### The task
From the listing below, select every line where the word "icon" appears.

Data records
- - -
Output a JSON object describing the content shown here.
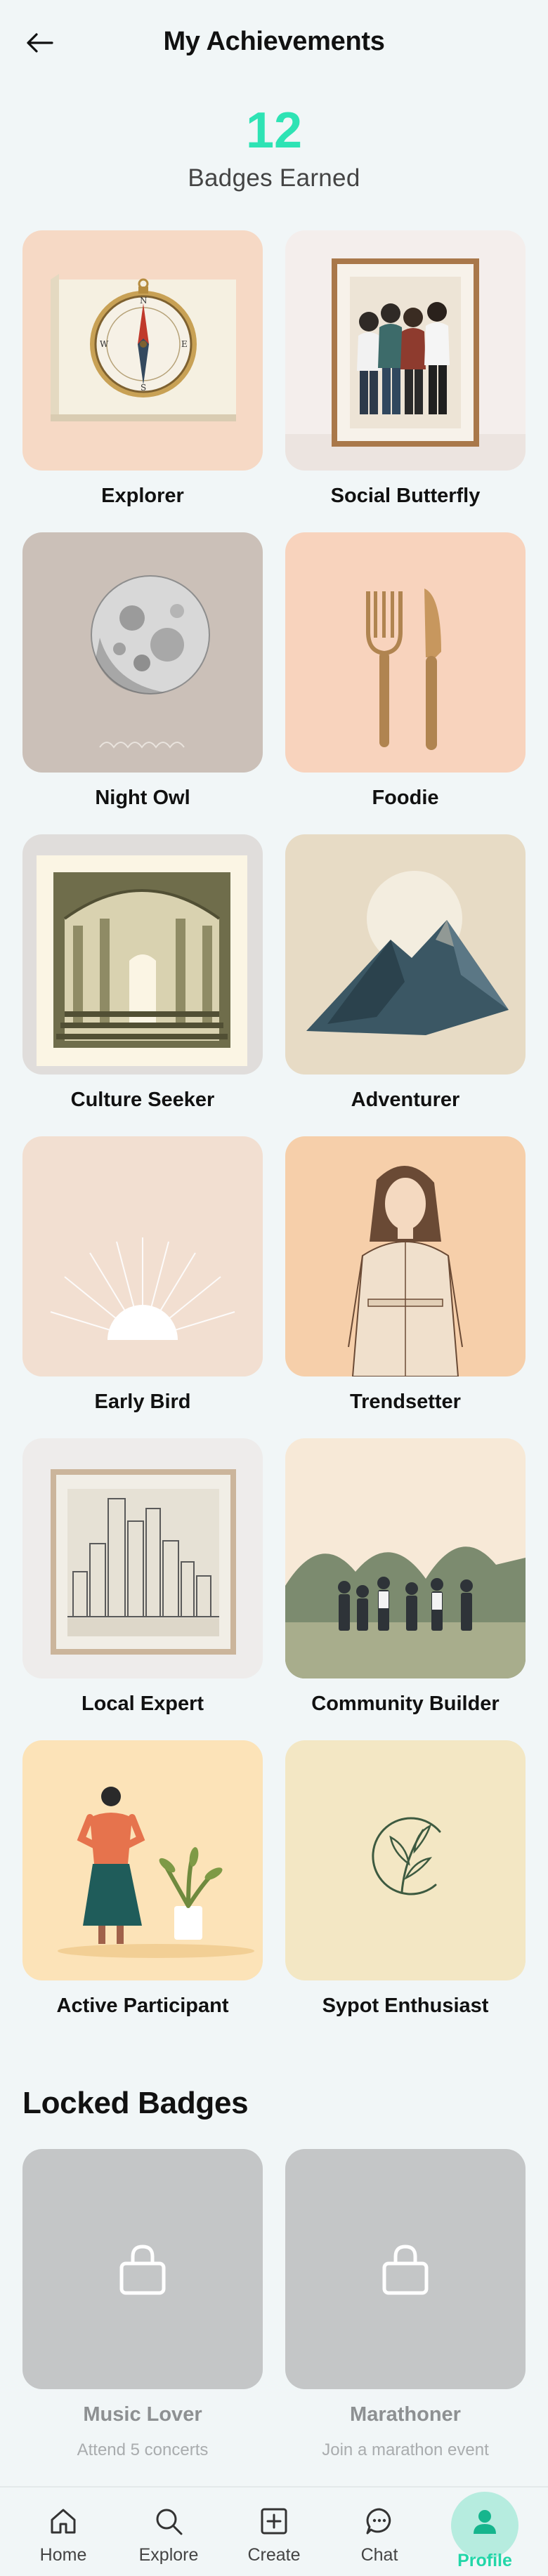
{
  "header": {
    "title": "My Achievements"
  },
  "summary": {
    "count": "12",
    "label": "Badges Earned"
  },
  "badges": [
    {
      "name": "Explorer"
    },
    {
      "name": "Social Butterfly"
    },
    {
      "name": "Night Owl"
    },
    {
      "name": "Foodie"
    },
    {
      "name": "Culture Seeker"
    },
    {
      "name": "Adventurer"
    },
    {
      "name": "Early Bird"
    },
    {
      "name": "Trendsetter"
    },
    {
      "name": "Local Expert"
    },
    {
      "name": "Community Builder"
    },
    {
      "name": "Active Participant"
    },
    {
      "name": "Sypot Enthusiast"
    }
  ],
  "locked": {
    "title": "Locked Badges",
    "items": [
      {
        "name": "Music Lover",
        "description": "Attend 5 concerts"
      },
      {
        "name": "Marathoner",
        "description": "Join a marathon event"
      }
    ]
  },
  "nav": {
    "items": [
      {
        "label": "Home",
        "icon": "home-icon"
      },
      {
        "label": "Explore",
        "icon": "search-icon"
      },
      {
        "label": "Create",
        "icon": "plus-square-icon"
      },
      {
        "label": "Chat",
        "icon": "chat-icon"
      },
      {
        "label": "Profile",
        "icon": "user-icon"
      }
    ],
    "active": "Profile"
  },
  "colors": {
    "accent": "#2ee3b4",
    "background": "#f1f6f7",
    "locked_tile": "#c4c6c7"
  }
}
- - -
### Task solution
        "icon": "home-icon"
        "icon": "search-icon"
        "icon": "plus-square-icon"
        "icon": "chat-icon"
        "icon": "user-icon"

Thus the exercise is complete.